Reproduce all the entries exactly.

— Begin Information provided —

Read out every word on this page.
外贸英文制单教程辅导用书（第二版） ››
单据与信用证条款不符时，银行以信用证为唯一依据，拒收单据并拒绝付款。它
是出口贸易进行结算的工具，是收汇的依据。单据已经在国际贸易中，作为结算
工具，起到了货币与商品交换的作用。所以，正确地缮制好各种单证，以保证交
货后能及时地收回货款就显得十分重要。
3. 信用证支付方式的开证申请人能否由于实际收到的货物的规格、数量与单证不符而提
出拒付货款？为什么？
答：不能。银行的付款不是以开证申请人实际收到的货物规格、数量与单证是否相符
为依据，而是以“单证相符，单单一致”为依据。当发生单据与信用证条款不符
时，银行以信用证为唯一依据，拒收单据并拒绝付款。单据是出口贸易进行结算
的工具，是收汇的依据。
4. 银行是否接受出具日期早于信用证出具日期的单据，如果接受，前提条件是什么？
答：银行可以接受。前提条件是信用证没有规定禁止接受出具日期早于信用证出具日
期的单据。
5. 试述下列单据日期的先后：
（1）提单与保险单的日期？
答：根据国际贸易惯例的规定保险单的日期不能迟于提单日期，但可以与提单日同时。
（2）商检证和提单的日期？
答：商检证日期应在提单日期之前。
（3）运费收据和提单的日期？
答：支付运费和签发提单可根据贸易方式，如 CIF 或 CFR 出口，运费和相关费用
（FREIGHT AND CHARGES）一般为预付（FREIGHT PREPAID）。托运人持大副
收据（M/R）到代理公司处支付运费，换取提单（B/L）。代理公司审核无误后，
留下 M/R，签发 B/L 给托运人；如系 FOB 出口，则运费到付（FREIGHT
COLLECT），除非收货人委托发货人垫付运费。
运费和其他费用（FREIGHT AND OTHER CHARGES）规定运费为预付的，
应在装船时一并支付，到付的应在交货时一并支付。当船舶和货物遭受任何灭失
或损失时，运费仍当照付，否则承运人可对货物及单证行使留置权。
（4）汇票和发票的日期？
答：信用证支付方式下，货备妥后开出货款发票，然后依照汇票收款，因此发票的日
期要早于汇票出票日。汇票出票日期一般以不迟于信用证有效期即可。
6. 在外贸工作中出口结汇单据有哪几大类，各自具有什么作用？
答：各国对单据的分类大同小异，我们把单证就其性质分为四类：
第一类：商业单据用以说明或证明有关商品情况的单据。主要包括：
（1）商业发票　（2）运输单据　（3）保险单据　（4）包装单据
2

— End Information provided —

Output of the task
Read out every word on this page.
外贸英文制单教程辅导用书（第二版） ››
单据与信用证条款不符时，银行以信用证为唯一依据，拒收单据并拒绝付款。它
是出口贸易进行结算的工具，是收汇的依据。单据已经在国际贸易中，作为结算
工具，起到了货币与商品交换的作用。所以，正确地缮制好各种单证，以保证交
货后能及时地收回货款就显得十分重要。
3. 信用证支付方式的开证申请人能否由于实际收到的货物的规格、数量与单证不符而提
出拒付货款？为什么？
答：不能。银行的付款不是以开证申请人实际收到的货物规格、数量与单证是否相符
为依据，而是以“单证相符，单单一致”为依据。当发生单据与信用证条款不符
时，银行以信用证为唯一依据，拒收单据并拒绝付款。单据是出口贸易进行结算
的工具，是收汇的依据。
4. 银行是否接受出具日期早于信用证出具日期的单据，如果接受，前提条件是什么？
答：银行可以接受。前提条件是信用证没有规定禁止接受出具日期早于信用证出具日
期的单据。
5. 试述下列单据日期的先后：
（1）提单与保险单的日期？
答：根据国际贸易惯例的规定保险单的日期不能迟于提单日期，但可以与提单日同时。
（2）商检证和提单的日期？
答：商检证日期应在提单日期之前。
（3）运费收据和提单的日期？
答：支付运费和签发提单可根据贸易方式，如 CIF 或 CFR 出口，运费和相关费用
（FREIGHT AND CHARGES）一般为预付（FREIGHT PREPAID）。托运人持大副
收据（M/R）到代理公司处支付运费，换取提单（B/L）。代理公司审核无误后，
留下 M/R，签发 B/L 给托运人；如系 FOB 出口，则运费到付（FREIGHT
COLLECT），除非收货人委托发货人垫付运费。
运费和其他费用（FREIGHT AND OTHER CHARGES）规定运费为预付的，
应在装船时一并支付，到付的应在交货时一并支付。当船舶和货物遭受任何灭失
或损失时，运费仍当照付，否则承运人可对货物及单证行使留置权。
（4）汇票和发票的日期？
答：信用证支付方式下，货备妥后开出货款发票，然后依照汇票收款，因此发票的日
期要早于汇票出票日。汇票出票日期一般以不迟于信用证有效期即可。
6. 在外贸工作中出口结汇单据有哪几大类，各自具有什么作用？
答：各国对单据的分类大同小异，我们把单证就其性质分为四类：
第一类：商业单据用以说明或证明有关商品情况的单据。主要包括：
（1）商业发票　（2）运输单据　（3）保险单据　（4）包装单据
2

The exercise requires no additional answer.